Data items:
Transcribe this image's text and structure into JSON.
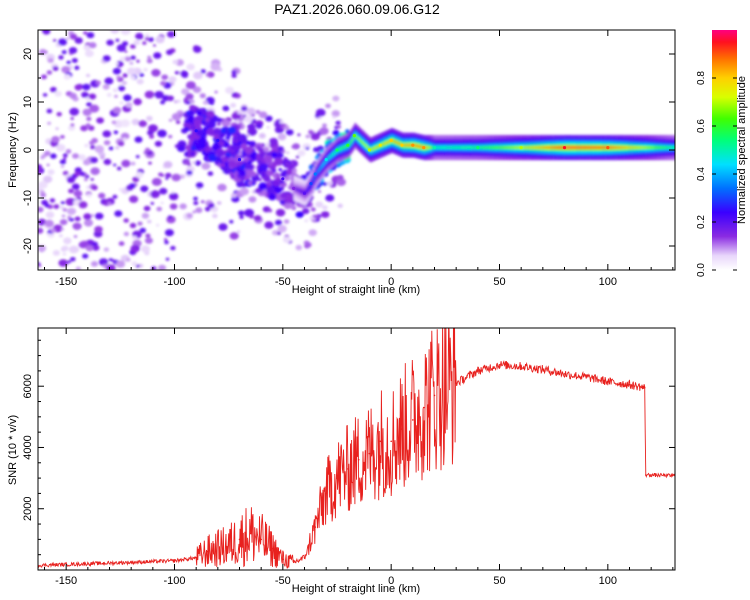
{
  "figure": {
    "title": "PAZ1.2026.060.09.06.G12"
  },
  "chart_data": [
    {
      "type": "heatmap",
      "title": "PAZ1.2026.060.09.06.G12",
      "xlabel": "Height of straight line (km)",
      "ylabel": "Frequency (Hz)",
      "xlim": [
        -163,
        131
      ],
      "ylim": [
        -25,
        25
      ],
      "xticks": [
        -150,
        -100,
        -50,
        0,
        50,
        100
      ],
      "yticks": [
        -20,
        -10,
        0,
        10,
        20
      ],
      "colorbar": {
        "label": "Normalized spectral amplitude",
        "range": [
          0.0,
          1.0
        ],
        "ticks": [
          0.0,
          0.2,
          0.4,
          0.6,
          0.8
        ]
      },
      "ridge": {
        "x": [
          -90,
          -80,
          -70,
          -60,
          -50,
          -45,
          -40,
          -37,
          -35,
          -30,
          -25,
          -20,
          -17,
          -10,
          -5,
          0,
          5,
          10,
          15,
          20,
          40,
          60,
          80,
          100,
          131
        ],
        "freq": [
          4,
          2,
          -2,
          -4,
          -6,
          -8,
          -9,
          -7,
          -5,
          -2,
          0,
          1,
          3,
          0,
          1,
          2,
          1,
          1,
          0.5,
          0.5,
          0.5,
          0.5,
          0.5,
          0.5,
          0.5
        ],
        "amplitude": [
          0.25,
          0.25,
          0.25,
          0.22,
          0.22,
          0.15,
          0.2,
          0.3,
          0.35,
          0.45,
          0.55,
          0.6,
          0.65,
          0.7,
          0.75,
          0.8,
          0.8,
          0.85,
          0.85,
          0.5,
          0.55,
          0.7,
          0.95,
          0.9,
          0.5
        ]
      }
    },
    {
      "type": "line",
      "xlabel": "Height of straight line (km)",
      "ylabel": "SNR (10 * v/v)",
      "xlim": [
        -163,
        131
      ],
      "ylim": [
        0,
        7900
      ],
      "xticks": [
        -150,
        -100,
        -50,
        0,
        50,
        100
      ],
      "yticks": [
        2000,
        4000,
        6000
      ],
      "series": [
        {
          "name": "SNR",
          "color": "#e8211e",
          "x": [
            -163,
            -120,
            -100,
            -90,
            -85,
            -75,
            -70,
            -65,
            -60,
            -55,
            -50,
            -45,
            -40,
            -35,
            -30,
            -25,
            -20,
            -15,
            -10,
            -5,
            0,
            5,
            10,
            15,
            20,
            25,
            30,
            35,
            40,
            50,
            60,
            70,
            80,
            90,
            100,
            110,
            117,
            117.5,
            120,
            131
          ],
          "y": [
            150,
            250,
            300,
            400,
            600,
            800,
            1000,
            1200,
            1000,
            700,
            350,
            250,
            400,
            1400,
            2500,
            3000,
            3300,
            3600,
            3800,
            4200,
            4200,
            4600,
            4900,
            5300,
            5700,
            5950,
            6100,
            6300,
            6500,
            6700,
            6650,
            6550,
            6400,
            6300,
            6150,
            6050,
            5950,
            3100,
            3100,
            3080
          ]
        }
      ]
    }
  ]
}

→ Given task
Pick out each line in the material containing "title".

→ The output
    "title": "PAZ1.2026.060.09.06.G12"
      "title": "PAZ1.2026.060.09.06.G12",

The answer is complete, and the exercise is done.